<<<<

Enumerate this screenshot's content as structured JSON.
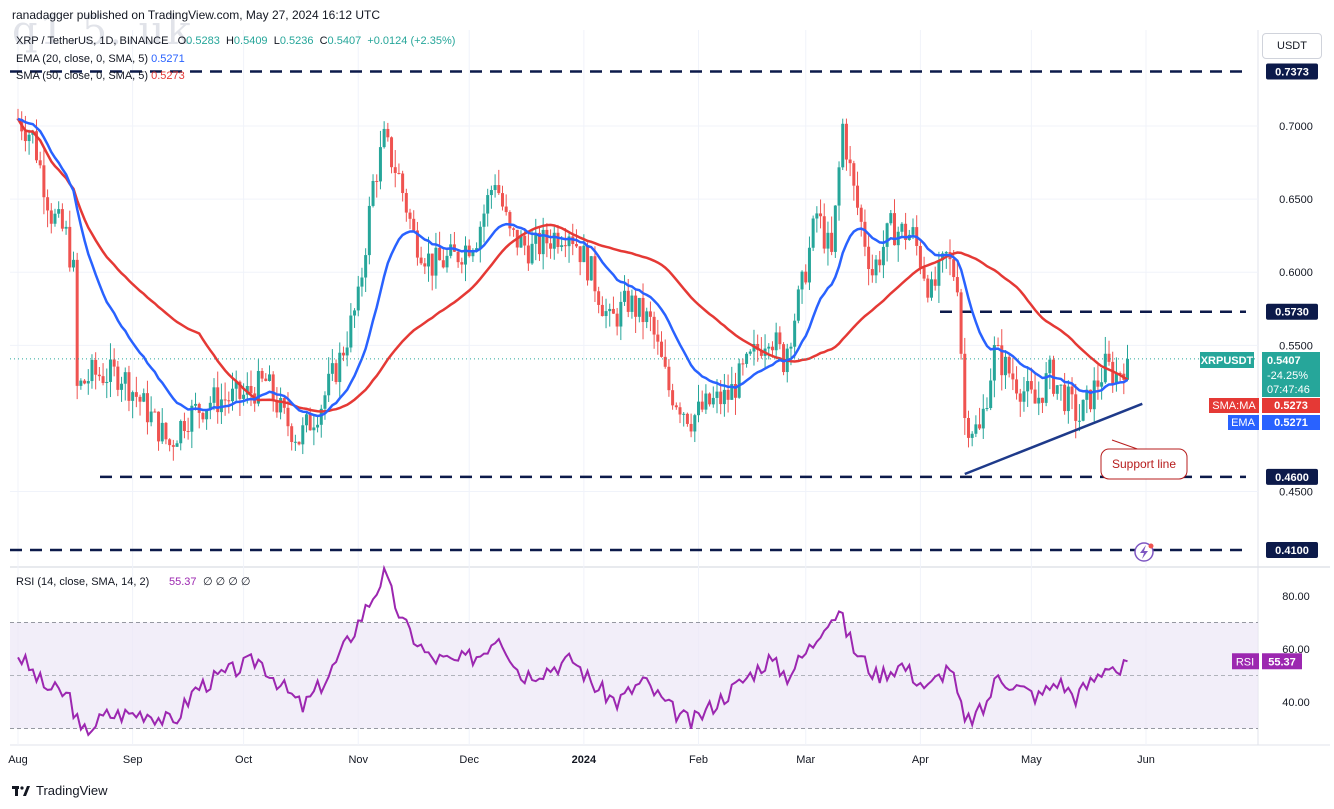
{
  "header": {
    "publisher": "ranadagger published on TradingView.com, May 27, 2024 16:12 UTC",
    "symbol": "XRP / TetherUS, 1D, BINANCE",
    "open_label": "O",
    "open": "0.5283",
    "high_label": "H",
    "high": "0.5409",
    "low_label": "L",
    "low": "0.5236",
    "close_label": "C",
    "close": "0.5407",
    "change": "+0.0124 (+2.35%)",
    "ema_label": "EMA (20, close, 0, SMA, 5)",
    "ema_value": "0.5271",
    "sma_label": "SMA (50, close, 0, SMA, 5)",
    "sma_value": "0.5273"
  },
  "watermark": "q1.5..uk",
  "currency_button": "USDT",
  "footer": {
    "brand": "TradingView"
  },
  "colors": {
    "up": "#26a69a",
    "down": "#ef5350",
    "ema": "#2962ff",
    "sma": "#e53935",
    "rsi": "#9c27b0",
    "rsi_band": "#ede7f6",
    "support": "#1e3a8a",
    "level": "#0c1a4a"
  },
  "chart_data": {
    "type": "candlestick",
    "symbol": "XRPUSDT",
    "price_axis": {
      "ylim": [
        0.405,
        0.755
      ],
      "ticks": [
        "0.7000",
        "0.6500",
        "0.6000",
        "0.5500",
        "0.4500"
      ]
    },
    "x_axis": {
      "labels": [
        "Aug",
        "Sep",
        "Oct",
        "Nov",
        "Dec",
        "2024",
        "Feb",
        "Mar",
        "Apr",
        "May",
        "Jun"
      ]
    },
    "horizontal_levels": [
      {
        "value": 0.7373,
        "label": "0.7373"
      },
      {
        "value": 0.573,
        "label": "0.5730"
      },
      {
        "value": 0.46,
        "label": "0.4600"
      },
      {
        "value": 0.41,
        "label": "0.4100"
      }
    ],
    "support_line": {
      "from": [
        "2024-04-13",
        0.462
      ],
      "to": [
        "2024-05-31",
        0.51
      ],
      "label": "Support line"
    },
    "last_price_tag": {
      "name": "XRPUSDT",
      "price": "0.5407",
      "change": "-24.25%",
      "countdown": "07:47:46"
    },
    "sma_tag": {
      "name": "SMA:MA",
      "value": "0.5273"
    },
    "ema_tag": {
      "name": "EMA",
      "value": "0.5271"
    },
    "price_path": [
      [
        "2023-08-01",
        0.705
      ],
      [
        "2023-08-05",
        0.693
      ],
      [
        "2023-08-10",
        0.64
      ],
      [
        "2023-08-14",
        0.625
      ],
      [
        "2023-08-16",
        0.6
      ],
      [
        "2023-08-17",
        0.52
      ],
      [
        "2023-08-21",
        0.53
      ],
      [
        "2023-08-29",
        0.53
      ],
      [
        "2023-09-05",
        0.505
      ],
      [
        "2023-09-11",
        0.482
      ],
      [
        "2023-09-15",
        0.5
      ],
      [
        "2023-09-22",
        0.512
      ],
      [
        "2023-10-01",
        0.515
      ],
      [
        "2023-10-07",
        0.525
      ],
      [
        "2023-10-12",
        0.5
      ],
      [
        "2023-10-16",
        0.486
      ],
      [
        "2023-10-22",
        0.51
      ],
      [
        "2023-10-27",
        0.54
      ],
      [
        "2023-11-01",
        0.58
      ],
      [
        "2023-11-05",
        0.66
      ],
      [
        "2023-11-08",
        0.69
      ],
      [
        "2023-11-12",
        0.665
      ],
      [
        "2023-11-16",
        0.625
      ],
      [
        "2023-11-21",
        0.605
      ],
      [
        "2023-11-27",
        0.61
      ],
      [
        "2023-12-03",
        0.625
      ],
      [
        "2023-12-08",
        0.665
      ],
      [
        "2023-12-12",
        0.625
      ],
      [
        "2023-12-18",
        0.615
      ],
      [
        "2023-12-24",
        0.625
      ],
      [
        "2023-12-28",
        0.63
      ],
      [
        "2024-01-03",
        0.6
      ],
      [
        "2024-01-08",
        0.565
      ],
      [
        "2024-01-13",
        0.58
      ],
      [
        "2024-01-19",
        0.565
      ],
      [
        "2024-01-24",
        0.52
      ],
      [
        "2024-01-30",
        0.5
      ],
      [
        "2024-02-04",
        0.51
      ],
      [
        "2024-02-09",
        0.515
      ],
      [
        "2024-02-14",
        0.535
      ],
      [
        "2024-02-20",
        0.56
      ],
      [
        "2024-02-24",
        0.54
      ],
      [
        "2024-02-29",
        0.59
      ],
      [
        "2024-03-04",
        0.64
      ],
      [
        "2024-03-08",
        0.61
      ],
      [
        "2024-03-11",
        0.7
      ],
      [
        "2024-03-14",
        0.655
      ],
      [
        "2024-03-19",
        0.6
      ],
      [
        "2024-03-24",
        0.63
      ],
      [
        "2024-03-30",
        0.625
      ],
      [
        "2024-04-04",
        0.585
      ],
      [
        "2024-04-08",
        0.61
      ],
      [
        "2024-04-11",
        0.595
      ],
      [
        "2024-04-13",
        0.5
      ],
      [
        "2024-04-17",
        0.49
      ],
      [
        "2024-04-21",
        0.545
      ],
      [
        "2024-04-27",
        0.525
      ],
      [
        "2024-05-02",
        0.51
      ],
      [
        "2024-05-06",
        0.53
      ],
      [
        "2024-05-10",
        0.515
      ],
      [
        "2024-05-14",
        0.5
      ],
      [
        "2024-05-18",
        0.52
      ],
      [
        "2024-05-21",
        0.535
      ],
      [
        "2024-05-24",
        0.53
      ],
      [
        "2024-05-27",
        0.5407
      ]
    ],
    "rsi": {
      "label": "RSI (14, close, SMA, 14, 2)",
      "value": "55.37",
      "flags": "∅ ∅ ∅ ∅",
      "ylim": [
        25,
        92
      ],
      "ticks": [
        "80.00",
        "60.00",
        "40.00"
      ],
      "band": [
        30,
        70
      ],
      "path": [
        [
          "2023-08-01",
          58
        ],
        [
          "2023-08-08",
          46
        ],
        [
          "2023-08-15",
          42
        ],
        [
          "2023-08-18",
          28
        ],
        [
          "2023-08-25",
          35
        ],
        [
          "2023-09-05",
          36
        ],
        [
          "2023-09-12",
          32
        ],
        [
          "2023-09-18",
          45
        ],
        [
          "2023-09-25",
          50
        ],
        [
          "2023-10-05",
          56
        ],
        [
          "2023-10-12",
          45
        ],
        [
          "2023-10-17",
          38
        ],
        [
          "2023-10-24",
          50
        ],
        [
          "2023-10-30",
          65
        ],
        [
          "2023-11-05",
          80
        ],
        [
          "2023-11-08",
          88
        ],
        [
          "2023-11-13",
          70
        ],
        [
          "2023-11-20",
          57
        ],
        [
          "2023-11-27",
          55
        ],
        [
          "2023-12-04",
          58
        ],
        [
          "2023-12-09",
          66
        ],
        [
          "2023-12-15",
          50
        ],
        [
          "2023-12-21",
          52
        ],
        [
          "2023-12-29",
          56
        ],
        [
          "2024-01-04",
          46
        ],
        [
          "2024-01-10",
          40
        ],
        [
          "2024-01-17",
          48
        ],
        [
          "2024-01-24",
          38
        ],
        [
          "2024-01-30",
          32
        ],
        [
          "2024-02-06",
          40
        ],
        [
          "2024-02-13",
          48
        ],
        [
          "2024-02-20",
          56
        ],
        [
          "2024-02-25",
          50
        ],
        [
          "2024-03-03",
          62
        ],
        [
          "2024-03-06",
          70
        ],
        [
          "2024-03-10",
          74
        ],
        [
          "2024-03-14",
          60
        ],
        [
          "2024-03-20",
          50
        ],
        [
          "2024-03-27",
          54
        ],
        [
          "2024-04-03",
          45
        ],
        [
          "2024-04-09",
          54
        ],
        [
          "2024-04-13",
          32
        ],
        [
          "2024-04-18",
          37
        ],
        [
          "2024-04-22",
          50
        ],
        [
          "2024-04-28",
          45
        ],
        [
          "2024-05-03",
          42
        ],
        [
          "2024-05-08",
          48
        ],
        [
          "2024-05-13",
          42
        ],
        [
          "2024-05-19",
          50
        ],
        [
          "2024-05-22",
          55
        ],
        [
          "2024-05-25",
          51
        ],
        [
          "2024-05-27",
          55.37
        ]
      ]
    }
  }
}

>>>>

Work instructions >> Count every line of the material above that holds the string "symbol", then state only the total.

Expected output >> 2